● **Exercise details**
Locate each line in the records containing "true". Copy it.
[Start Records shown]
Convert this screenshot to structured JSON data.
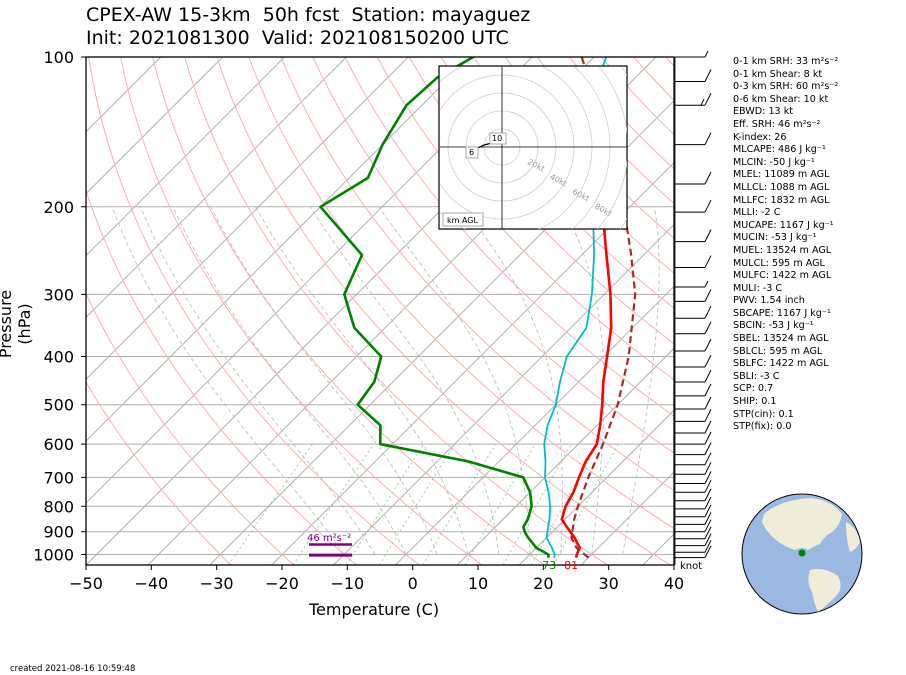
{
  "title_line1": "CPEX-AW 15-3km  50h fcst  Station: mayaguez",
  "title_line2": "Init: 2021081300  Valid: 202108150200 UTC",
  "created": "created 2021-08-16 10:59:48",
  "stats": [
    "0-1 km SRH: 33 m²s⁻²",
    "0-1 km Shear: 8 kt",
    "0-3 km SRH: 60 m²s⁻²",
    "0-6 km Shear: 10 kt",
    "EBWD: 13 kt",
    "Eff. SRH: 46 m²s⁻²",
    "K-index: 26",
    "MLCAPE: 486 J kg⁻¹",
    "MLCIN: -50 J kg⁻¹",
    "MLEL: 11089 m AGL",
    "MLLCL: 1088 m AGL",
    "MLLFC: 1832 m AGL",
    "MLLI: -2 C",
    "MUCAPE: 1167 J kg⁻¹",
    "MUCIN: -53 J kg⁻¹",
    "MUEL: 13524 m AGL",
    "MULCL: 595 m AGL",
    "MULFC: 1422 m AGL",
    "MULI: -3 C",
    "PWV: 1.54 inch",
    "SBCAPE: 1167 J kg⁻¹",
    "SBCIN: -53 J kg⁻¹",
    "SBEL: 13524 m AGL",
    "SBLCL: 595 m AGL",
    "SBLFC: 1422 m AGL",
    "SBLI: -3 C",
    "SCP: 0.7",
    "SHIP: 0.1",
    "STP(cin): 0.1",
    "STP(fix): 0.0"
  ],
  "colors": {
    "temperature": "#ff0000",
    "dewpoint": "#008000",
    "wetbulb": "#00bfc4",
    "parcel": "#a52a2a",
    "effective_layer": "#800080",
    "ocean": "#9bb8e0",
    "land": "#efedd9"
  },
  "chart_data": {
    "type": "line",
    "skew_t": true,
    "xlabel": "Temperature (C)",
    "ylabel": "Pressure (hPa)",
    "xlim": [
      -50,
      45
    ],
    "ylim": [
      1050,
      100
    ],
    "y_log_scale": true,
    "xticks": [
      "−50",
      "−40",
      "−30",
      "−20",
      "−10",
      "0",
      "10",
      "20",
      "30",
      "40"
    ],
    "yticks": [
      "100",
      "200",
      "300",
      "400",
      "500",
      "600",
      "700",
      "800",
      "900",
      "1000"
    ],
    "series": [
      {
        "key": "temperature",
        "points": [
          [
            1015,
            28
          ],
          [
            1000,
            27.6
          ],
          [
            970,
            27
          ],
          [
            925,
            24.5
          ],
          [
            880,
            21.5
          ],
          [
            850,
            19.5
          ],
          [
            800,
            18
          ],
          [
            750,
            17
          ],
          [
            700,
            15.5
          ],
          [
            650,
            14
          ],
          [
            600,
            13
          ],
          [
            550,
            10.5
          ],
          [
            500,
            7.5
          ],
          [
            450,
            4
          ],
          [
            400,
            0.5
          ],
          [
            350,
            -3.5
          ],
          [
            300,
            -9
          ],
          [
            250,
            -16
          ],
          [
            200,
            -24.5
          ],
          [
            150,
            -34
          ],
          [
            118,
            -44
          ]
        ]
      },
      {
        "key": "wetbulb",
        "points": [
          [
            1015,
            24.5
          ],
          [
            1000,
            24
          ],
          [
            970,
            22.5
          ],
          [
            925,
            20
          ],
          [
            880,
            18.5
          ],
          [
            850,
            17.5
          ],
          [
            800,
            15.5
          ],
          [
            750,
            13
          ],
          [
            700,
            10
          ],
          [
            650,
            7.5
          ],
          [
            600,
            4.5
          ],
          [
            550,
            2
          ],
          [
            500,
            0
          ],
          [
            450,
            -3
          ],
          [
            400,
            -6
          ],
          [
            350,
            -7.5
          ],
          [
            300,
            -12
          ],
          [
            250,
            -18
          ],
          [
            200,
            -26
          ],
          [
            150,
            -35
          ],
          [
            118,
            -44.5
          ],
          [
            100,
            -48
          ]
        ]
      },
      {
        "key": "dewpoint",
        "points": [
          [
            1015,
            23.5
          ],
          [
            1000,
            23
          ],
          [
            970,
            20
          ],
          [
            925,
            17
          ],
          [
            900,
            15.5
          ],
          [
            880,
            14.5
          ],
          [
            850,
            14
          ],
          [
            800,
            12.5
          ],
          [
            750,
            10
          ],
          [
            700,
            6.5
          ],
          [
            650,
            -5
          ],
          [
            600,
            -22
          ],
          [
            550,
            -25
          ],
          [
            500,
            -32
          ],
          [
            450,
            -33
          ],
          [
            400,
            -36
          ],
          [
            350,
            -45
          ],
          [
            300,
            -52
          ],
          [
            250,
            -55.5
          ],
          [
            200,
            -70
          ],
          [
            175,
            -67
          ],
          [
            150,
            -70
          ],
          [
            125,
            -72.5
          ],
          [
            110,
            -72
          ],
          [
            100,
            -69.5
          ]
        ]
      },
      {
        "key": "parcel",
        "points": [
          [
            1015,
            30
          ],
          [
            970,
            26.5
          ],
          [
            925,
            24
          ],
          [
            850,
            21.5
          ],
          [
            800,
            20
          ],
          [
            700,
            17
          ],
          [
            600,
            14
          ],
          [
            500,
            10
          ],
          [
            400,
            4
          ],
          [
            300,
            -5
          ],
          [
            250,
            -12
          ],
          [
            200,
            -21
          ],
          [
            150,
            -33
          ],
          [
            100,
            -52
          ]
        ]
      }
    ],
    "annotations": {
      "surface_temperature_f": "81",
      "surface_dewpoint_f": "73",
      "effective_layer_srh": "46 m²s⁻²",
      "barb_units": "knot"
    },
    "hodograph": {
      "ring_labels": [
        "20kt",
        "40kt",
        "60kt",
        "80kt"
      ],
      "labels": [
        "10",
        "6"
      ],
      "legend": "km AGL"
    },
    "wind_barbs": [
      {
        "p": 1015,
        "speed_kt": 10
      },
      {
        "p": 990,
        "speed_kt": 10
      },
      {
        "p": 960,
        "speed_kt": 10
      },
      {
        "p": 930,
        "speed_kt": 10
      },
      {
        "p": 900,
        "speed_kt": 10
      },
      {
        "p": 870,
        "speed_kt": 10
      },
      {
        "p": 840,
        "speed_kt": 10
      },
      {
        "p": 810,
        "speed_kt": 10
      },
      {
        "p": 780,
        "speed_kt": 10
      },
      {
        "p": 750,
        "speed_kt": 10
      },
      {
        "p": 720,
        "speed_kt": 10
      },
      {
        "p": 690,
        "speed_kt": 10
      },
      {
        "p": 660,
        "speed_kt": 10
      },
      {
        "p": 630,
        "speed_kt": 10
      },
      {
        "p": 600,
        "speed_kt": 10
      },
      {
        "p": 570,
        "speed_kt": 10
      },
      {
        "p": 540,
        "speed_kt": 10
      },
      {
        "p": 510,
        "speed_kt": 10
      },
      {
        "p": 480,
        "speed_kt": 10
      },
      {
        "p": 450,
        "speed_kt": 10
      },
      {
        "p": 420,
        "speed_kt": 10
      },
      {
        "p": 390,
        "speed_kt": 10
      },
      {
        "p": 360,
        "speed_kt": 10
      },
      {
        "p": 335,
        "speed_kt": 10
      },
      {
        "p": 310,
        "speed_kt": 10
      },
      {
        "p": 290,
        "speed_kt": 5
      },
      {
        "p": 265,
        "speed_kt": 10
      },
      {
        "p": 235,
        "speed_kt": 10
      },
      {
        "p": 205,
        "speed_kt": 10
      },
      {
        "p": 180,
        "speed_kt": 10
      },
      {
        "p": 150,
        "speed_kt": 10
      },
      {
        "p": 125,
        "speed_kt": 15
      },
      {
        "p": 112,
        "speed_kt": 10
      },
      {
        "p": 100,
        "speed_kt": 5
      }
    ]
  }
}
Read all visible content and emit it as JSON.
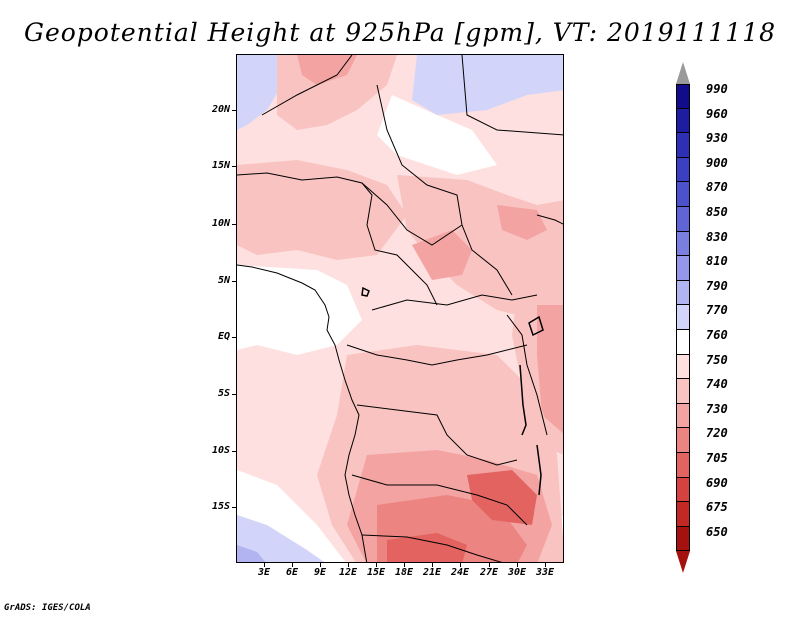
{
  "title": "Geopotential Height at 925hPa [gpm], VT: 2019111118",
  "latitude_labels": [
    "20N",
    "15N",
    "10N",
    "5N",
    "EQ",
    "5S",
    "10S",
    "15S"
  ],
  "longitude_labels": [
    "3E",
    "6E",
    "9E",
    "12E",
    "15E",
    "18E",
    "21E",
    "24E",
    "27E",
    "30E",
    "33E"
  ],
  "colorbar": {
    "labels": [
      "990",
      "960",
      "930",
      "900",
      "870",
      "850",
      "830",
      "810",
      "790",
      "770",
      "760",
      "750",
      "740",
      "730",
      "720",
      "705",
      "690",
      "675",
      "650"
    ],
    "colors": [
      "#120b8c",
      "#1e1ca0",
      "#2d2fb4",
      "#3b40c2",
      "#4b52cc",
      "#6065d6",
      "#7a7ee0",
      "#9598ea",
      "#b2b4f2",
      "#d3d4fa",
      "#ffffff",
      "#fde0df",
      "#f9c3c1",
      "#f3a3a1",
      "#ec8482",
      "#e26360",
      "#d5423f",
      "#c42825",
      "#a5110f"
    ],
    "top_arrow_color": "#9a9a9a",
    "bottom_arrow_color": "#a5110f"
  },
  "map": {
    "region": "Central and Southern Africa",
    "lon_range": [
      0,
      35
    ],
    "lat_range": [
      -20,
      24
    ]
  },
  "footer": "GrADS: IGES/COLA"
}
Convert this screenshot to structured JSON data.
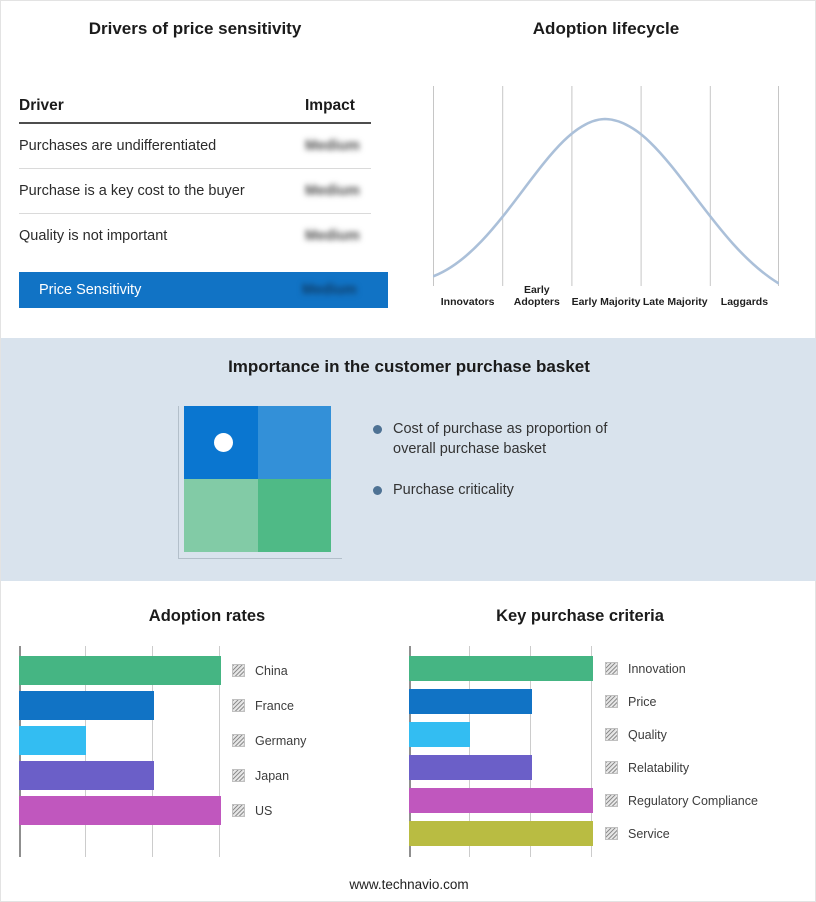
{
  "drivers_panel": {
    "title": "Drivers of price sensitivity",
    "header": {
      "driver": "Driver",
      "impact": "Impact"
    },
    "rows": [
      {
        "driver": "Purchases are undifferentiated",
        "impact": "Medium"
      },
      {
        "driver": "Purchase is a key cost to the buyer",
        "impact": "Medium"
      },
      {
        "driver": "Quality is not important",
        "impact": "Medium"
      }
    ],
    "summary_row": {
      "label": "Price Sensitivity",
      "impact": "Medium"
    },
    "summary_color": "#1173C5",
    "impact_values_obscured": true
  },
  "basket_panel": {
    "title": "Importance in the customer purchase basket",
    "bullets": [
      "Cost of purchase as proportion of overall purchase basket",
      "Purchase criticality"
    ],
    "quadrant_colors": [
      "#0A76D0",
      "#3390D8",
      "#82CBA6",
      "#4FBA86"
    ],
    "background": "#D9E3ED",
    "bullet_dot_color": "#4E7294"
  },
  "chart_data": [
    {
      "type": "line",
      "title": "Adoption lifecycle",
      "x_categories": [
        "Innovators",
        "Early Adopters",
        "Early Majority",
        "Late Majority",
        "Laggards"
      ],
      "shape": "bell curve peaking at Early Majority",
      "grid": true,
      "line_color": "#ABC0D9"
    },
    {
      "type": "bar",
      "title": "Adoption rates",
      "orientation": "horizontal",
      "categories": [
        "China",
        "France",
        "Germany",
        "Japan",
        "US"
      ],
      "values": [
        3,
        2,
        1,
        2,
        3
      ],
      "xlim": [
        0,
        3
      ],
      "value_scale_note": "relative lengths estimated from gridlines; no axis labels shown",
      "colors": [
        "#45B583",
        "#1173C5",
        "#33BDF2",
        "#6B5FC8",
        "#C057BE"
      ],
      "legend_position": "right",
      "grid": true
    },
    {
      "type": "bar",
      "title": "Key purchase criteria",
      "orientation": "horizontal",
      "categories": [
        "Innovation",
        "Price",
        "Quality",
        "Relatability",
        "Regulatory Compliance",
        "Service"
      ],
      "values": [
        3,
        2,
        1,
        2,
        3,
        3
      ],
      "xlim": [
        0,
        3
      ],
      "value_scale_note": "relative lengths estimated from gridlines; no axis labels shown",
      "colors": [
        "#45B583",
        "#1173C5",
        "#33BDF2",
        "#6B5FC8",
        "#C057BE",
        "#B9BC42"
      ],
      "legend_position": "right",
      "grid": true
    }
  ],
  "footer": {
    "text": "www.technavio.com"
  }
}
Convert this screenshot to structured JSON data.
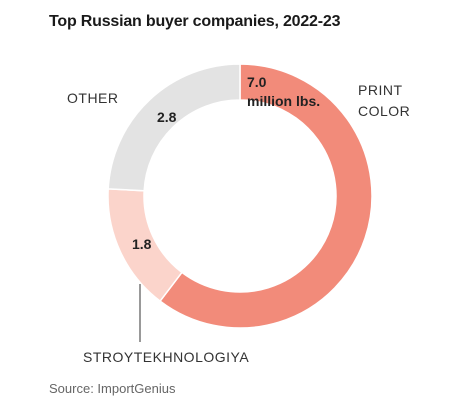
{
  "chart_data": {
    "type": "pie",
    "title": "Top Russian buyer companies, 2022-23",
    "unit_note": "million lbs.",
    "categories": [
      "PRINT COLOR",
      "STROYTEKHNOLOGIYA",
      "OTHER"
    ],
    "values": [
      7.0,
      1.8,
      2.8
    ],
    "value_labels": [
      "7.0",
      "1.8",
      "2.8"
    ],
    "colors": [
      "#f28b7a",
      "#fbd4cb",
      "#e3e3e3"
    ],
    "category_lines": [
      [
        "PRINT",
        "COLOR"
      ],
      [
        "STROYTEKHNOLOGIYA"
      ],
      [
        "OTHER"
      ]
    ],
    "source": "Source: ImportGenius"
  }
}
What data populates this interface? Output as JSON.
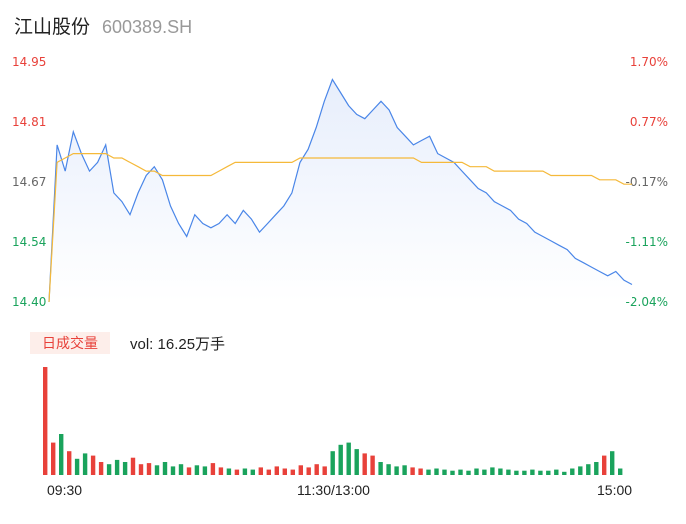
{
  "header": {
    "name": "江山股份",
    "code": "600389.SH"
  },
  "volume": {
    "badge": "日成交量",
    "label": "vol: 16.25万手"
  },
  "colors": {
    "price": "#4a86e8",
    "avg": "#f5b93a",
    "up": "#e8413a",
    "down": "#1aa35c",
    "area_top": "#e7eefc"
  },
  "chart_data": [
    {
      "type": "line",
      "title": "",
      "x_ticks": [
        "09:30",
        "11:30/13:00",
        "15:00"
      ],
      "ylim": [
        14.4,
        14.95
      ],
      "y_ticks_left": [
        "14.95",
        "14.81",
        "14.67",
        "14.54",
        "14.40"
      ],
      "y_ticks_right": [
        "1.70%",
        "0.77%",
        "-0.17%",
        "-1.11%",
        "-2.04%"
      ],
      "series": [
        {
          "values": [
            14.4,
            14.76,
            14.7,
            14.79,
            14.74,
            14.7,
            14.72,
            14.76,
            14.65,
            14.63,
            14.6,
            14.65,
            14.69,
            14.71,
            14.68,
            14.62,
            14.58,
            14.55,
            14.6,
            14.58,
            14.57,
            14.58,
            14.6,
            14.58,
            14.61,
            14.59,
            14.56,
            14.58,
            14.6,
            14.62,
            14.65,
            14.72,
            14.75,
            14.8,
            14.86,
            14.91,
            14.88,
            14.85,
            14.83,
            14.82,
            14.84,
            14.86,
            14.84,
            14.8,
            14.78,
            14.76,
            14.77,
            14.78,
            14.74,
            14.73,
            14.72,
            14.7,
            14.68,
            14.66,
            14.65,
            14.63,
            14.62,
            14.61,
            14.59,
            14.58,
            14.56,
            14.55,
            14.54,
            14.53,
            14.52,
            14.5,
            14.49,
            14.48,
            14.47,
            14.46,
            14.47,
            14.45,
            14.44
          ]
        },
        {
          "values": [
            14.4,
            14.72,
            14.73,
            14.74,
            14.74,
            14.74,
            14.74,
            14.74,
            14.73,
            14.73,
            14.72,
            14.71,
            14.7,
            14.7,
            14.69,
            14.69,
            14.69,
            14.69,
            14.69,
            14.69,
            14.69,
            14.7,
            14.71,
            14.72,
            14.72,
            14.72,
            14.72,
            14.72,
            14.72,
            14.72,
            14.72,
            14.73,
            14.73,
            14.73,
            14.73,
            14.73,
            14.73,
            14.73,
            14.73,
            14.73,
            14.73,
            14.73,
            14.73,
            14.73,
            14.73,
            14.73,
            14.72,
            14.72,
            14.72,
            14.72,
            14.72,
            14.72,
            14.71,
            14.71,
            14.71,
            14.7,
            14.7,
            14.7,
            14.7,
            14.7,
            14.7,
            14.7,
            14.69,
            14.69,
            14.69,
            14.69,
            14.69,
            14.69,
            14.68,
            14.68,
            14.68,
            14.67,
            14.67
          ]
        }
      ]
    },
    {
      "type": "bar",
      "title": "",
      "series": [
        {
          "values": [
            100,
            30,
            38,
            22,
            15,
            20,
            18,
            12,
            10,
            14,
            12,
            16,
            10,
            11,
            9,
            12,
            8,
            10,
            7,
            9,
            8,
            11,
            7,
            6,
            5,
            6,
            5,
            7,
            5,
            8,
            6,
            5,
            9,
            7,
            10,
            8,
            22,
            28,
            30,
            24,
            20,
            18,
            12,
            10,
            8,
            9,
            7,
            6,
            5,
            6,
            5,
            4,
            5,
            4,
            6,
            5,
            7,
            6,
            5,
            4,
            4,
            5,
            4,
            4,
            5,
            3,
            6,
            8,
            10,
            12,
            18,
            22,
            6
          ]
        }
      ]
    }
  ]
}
[End Records shown]
● **Exercise response**
    "skew_t": true,
    "y_log_scale": true,
    "impact_values_obscured": true
      "grid": true,
      "grid": true
      "grid": true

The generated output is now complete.